- The problem: Every line of the material below should be repeated exactly.

## START

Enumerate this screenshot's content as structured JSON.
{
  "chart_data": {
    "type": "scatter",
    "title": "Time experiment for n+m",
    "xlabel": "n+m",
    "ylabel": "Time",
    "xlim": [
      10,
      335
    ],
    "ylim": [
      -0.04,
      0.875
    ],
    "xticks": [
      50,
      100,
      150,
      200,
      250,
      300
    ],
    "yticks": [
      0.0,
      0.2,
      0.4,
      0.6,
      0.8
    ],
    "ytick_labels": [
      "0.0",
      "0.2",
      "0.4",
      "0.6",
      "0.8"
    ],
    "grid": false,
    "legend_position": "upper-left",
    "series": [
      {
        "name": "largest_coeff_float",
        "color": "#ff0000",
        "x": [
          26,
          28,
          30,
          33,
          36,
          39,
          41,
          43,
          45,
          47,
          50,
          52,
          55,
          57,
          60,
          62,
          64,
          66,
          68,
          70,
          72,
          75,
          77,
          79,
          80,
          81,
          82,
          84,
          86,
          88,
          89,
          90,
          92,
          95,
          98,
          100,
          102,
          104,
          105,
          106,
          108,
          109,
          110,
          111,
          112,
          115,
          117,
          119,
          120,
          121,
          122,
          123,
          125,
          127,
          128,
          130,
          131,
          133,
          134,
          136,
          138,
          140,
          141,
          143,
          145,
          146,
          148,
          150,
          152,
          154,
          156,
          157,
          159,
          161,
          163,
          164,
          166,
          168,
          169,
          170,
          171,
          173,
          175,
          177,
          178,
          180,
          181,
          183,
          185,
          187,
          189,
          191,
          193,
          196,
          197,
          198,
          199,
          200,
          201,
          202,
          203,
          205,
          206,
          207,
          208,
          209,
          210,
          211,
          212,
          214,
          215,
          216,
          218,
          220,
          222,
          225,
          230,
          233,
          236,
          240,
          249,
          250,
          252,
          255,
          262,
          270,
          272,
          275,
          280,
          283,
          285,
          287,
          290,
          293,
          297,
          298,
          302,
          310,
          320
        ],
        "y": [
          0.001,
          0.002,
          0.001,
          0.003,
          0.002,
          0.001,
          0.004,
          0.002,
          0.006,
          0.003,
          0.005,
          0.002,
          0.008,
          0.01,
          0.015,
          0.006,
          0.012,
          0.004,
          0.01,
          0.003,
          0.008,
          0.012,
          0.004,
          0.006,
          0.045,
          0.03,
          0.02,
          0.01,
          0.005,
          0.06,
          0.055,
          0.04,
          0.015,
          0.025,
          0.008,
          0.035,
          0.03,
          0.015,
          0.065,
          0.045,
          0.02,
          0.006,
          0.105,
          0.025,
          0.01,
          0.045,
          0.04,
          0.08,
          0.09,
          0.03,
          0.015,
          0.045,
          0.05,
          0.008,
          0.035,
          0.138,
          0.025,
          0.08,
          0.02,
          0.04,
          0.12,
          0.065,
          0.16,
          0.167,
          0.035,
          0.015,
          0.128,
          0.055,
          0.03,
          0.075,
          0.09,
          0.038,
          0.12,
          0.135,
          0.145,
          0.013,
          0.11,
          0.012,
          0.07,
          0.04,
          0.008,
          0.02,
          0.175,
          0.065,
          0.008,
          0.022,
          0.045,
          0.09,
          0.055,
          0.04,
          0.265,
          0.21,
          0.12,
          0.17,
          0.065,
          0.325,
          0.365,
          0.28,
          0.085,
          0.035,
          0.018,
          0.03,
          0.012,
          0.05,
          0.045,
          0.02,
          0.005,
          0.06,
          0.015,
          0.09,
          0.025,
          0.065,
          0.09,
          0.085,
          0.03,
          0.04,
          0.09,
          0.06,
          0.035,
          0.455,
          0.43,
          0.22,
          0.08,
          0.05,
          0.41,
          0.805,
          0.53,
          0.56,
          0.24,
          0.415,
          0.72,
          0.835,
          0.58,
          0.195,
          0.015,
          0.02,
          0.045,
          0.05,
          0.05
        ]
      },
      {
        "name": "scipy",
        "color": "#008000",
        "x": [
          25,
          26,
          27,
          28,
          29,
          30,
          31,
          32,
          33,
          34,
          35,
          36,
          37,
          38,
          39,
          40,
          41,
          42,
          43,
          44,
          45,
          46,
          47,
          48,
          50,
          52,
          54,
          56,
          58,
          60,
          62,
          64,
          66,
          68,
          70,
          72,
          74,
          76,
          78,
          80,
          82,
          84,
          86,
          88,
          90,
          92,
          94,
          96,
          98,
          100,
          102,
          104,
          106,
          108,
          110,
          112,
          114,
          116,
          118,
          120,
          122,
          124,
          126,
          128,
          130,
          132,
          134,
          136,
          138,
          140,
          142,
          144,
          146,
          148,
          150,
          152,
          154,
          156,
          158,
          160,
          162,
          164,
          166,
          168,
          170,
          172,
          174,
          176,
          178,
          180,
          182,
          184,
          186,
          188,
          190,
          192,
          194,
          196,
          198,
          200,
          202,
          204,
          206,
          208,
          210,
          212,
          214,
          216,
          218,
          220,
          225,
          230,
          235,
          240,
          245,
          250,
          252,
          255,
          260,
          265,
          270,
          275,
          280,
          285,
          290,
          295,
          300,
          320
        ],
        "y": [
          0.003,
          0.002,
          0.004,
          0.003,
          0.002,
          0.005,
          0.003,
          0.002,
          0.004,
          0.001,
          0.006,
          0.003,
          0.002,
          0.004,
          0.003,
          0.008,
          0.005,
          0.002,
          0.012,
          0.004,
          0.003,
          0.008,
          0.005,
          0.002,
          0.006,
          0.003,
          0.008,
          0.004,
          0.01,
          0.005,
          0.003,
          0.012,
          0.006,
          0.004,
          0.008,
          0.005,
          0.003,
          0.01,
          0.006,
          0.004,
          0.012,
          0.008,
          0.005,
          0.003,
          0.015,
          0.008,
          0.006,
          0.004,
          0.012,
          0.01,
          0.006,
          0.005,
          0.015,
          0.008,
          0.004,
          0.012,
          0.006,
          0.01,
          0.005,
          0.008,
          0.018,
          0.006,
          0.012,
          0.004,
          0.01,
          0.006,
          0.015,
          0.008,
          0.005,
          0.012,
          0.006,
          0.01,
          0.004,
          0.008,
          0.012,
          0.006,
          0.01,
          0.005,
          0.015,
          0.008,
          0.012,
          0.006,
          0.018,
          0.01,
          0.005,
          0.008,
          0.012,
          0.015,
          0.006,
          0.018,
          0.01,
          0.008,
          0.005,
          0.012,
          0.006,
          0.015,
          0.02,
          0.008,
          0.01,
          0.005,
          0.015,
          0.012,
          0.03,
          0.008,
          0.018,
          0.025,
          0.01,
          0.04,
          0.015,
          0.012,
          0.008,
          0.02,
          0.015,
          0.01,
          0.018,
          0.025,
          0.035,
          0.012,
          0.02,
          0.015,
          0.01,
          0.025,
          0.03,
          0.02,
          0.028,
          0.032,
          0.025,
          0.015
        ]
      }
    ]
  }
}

## END

- Written answer:
Enumerate this screenshot's content as structured JSON.
{
  "chart_data": {
    "type": "scatter",
    "title": "Time experiment for n+m",
    "xlabel": "n+m",
    "ylabel": "Time",
    "xlim": [
      10,
      335
    ],
    "ylim": [
      -0.04,
      0.875
    ],
    "xticks": [
      50,
      100,
      150,
      200,
      250,
      300
    ],
    "yticks": [
      0.0,
      0.2,
      0.4,
      0.6,
      0.8
    ],
    "ytick_labels": [
      "0.0",
      "0.2",
      "0.4",
      "0.6",
      "0.8"
    ],
    "grid": false,
    "legend_position": "upper-left",
    "series": [
      {
        "name": "largest_coeff_float",
        "color": "#ff0000",
        "x": [
          26,
          28,
          30,
          33,
          36,
          39,
          41,
          43,
          45,
          47,
          50,
          52,
          55,
          57,
          60,
          62,
          64,
          66,
          68,
          70,
          72,
          75,
          77,
          79,
          80,
          81,
          82,
          84,
          86,
          88,
          89,
          90,
          92,
          95,
          98,
          100,
          102,
          104,
          105,
          106,
          108,
          109,
          110,
          111,
          112,
          115,
          117,
          119,
          120,
          121,
          122,
          123,
          125,
          127,
          128,
          130,
          131,
          133,
          134,
          136,
          138,
          140,
          141,
          143,
          145,
          146,
          148,
          150,
          152,
          154,
          156,
          157,
          159,
          161,
          163,
          164,
          166,
          168,
          169,
          170,
          171,
          173,
          175,
          177,
          178,
          180,
          181,
          183,
          185,
          187,
          189,
          191,
          193,
          196,
          197,
          198,
          199,
          200,
          201,
          202,
          203,
          205,
          206,
          207,
          208,
          209,
          210,
          211,
          212,
          214,
          215,
          216,
          218,
          220,
          222,
          225,
          230,
          233,
          236,
          240,
          249,
          250,
          252,
          255,
          262,
          270,
          272,
          275,
          280,
          283,
          285,
          287,
          290,
          293,
          297,
          298,
          302,
          310,
          320
        ],
        "y": [
          0.001,
          0.002,
          0.001,
          0.003,
          0.002,
          0.001,
          0.004,
          0.002,
          0.006,
          0.003,
          0.005,
          0.002,
          0.008,
          0.01,
          0.015,
          0.006,
          0.012,
          0.004,
          0.01,
          0.003,
          0.008,
          0.012,
          0.004,
          0.006,
          0.045,
          0.03,
          0.02,
          0.01,
          0.005,
          0.06,
          0.055,
          0.04,
          0.015,
          0.025,
          0.008,
          0.035,
          0.03,
          0.015,
          0.065,
          0.045,
          0.02,
          0.006,
          0.105,
          0.025,
          0.01,
          0.045,
          0.04,
          0.08,
          0.09,
          0.03,
          0.015,
          0.045,
          0.05,
          0.008,
          0.035,
          0.138,
          0.025,
          0.08,
          0.02,
          0.04,
          0.12,
          0.065,
          0.16,
          0.167,
          0.035,
          0.015,
          0.128,
          0.055,
          0.03,
          0.075,
          0.09,
          0.038,
          0.12,
          0.135,
          0.145,
          0.013,
          0.11,
          0.012,
          0.07,
          0.04,
          0.008,
          0.02,
          0.175,
          0.065,
          0.008,
          0.022,
          0.045,
          0.09,
          0.055,
          0.04,
          0.265,
          0.21,
          0.12,
          0.17,
          0.065,
          0.325,
          0.365,
          0.28,
          0.085,
          0.035,
          0.018,
          0.03,
          0.012,
          0.05,
          0.045,
          0.02,
          0.005,
          0.06,
          0.015,
          0.09,
          0.025,
          0.065,
          0.09,
          0.085,
          0.03,
          0.04,
          0.09,
          0.06,
          0.035,
          0.455,
          0.43,
          0.22,
          0.08,
          0.05,
          0.41,
          0.805,
          0.53,
          0.56,
          0.24,
          0.415,
          0.72,
          0.835,
          0.58,
          0.195,
          0.015,
          0.02,
          0.045,
          0.05,
          0.05
        ]
      },
      {
        "name": "scipy",
        "color": "#008000",
        "x": [
          25,
          26,
          27,
          28,
          29,
          30,
          31,
          32,
          33,
          34,
          35,
          36,
          37,
          38,
          39,
          40,
          41,
          42,
          43,
          44,
          45,
          46,
          47,
          48,
          50,
          52,
          54,
          56,
          58,
          60,
          62,
          64,
          66,
          68,
          70,
          72,
          74,
          76,
          78,
          80,
          82,
          84,
          86,
          88,
          90,
          92,
          94,
          96,
          98,
          100,
          102,
          104,
          106,
          108,
          110,
          112,
          114,
          116,
          118,
          120,
          122,
          124,
          126,
          128,
          130,
          132,
          134,
          136,
          138,
          140,
          142,
          144,
          146,
          148,
          150,
          152,
          154,
          156,
          158,
          160,
          162,
          164,
          166,
          168,
          170,
          172,
          174,
          176,
          178,
          180,
          182,
          184,
          186,
          188,
          190,
          192,
          194,
          196,
          198,
          200,
          202,
          204,
          206,
          208,
          210,
          212,
          214,
          216,
          218,
          220,
          225,
          230,
          235,
          240,
          245,
          250,
          252,
          255,
          260,
          265,
          270,
          275,
          280,
          285,
          290,
          295,
          300,
          320
        ],
        "y": [
          0.003,
          0.002,
          0.004,
          0.003,
          0.002,
          0.005,
          0.003,
          0.002,
          0.004,
          0.001,
          0.006,
          0.003,
          0.002,
          0.004,
          0.003,
          0.008,
          0.005,
          0.002,
          0.012,
          0.004,
          0.003,
          0.008,
          0.005,
          0.002,
          0.006,
          0.003,
          0.008,
          0.004,
          0.01,
          0.005,
          0.003,
          0.012,
          0.006,
          0.004,
          0.008,
          0.005,
          0.003,
          0.01,
          0.006,
          0.004,
          0.012,
          0.008,
          0.005,
          0.003,
          0.015,
          0.008,
          0.006,
          0.004,
          0.012,
          0.01,
          0.006,
          0.005,
          0.015,
          0.008,
          0.004,
          0.012,
          0.006,
          0.01,
          0.005,
          0.008,
          0.018,
          0.006,
          0.012,
          0.004,
          0.01,
          0.006,
          0.015,
          0.008,
          0.005,
          0.012,
          0.006,
          0.01,
          0.004,
          0.008,
          0.012,
          0.006,
          0.01,
          0.005,
          0.015,
          0.008,
          0.012,
          0.006,
          0.018,
          0.01,
          0.005,
          0.008,
          0.012,
          0.015,
          0.006,
          0.018,
          0.01,
          0.008,
          0.005,
          0.012,
          0.006,
          0.015,
          0.02,
          0.008,
          0.01,
          0.005,
          0.015,
          0.012,
          0.03,
          0.008,
          0.018,
          0.025,
          0.01,
          0.04,
          0.015,
          0.012,
          0.008,
          0.02,
          0.015,
          0.01,
          0.018,
          0.025,
          0.035,
          0.012,
          0.02,
          0.015,
          0.01,
          0.025,
          0.03,
          0.02,
          0.028,
          0.032,
          0.025,
          0.015
        ]
      }
    ]
  }
}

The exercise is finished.